┌──

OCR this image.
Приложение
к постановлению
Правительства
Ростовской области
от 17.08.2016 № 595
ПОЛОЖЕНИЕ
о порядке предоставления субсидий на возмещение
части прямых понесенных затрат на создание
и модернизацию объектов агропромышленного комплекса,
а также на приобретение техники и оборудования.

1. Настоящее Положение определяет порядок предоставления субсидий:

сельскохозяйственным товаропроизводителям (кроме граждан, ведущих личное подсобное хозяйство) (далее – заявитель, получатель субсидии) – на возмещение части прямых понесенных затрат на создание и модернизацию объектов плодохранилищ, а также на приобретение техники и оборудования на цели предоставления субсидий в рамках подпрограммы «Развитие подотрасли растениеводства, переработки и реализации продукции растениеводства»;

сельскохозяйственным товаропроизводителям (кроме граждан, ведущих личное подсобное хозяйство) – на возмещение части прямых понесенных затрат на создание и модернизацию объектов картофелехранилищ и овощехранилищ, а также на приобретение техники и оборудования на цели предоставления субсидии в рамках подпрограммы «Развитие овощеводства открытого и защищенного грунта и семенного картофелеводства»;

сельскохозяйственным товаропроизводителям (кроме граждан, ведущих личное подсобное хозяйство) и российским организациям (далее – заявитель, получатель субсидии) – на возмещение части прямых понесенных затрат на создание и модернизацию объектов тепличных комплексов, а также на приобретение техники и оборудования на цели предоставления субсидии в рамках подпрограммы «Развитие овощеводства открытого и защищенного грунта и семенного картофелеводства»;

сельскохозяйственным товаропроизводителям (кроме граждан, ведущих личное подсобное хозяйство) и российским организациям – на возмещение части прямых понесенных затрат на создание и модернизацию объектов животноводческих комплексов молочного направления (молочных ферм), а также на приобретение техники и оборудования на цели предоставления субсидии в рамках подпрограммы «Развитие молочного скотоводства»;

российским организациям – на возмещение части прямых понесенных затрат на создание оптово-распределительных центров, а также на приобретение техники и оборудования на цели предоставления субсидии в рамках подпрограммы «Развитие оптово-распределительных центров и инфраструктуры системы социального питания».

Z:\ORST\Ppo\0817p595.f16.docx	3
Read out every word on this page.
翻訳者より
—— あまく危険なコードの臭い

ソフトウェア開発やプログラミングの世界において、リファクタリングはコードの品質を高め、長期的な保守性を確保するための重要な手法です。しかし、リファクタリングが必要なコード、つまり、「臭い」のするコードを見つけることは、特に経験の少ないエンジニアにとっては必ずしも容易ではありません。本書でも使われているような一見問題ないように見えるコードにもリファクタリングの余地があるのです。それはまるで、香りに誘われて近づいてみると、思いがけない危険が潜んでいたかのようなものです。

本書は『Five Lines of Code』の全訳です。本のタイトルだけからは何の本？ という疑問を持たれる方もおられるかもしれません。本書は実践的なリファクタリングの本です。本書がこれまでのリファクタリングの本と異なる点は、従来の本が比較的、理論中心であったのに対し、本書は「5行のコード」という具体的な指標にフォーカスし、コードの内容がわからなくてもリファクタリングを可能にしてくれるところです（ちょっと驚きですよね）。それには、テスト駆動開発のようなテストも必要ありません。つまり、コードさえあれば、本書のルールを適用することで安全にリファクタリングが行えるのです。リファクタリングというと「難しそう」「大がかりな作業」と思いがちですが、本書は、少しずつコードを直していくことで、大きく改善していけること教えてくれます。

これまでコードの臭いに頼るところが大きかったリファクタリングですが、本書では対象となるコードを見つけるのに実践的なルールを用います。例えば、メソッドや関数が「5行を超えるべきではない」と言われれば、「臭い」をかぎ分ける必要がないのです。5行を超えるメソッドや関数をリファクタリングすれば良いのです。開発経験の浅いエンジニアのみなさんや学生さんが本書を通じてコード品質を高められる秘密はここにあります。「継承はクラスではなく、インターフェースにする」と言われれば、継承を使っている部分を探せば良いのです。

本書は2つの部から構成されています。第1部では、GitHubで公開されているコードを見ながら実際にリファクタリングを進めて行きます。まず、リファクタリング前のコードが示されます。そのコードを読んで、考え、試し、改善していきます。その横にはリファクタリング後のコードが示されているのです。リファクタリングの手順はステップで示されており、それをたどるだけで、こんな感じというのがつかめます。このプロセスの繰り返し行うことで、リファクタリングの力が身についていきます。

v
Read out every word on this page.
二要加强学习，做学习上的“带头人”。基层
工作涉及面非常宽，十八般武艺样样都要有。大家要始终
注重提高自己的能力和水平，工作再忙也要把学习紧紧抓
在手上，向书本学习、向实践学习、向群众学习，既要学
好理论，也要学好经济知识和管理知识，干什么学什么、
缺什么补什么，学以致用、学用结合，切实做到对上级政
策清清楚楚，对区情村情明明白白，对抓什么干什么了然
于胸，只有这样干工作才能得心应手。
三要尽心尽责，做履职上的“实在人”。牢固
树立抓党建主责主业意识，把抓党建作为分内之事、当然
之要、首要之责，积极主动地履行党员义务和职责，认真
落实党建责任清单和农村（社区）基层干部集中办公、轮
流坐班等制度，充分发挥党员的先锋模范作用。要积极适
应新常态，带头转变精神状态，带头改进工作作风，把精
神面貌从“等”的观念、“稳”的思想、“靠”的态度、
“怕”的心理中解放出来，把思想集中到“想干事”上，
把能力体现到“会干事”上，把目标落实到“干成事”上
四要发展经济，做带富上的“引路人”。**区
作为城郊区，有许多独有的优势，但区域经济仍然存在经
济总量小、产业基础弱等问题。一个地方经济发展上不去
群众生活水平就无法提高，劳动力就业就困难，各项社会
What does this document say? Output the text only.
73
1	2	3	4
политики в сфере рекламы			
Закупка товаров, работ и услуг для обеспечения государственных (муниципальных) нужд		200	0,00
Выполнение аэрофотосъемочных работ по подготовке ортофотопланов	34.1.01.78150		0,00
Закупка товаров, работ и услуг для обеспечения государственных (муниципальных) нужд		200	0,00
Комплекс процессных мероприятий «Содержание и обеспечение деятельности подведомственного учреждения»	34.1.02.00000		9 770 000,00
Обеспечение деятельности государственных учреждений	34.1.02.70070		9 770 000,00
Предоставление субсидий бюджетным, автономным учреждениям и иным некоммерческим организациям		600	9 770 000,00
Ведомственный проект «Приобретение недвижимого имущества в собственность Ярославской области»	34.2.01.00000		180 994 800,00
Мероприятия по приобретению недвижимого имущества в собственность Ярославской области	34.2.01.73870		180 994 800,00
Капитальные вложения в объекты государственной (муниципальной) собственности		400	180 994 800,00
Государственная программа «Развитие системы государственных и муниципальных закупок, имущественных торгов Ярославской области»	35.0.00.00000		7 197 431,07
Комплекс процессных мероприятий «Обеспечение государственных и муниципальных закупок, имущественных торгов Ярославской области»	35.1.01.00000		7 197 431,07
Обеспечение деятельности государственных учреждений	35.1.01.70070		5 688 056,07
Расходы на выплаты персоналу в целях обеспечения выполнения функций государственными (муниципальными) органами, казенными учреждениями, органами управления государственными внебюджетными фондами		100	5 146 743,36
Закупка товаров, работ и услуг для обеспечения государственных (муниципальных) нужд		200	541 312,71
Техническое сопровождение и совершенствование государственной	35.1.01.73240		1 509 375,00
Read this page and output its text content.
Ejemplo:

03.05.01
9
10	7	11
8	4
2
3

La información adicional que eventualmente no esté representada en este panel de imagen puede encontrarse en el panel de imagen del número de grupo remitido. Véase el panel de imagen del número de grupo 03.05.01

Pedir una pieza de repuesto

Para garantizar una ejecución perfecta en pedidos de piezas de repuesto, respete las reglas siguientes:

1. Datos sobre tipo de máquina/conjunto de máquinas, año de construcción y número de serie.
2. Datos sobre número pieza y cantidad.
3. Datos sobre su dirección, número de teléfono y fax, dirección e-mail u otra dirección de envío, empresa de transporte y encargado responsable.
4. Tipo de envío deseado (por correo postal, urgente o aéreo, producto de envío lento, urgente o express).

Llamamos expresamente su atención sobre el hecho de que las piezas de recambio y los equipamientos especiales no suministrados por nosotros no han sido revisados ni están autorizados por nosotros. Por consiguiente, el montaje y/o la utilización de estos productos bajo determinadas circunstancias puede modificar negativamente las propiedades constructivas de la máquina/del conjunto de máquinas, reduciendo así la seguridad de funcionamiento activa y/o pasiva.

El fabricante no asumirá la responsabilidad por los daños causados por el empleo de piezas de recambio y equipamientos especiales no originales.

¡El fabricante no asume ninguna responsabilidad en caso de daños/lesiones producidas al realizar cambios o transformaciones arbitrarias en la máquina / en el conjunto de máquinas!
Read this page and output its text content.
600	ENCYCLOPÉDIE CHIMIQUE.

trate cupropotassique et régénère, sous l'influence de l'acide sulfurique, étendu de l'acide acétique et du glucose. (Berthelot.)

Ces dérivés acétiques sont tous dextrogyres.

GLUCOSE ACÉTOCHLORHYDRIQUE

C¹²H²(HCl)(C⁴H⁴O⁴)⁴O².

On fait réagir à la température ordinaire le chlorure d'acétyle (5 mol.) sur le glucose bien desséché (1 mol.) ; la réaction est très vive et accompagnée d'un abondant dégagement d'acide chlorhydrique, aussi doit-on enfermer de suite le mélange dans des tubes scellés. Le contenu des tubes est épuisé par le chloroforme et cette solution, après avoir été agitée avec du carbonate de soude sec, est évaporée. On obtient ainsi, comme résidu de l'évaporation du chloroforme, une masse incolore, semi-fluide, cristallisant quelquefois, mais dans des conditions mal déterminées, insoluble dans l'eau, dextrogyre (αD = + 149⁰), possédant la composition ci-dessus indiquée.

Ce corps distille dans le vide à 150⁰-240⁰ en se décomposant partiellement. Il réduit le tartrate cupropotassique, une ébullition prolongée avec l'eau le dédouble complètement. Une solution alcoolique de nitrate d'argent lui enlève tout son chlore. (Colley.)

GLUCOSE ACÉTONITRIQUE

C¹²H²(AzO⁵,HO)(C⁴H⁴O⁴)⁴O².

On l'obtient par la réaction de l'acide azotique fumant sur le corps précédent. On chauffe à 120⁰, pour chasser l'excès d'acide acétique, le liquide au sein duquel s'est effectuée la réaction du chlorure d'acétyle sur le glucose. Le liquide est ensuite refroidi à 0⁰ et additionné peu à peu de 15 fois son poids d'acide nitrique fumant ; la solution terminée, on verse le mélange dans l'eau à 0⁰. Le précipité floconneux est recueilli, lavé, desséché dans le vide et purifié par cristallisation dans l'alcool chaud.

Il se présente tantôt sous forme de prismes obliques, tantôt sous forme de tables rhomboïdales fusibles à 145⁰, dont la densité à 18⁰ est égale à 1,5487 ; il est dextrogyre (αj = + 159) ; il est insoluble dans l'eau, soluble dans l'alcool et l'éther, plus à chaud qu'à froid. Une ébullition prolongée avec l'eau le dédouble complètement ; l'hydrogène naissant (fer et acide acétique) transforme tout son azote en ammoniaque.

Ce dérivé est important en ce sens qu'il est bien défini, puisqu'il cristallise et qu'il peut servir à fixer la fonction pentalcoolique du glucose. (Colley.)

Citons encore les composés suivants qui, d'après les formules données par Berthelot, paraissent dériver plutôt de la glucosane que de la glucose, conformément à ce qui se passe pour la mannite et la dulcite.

└──

> [EXERCISE DIRECTIONS]: Say how many lines in the records hold the string "tout", and say nothing else.

> [RIGHT ANSWER]: 2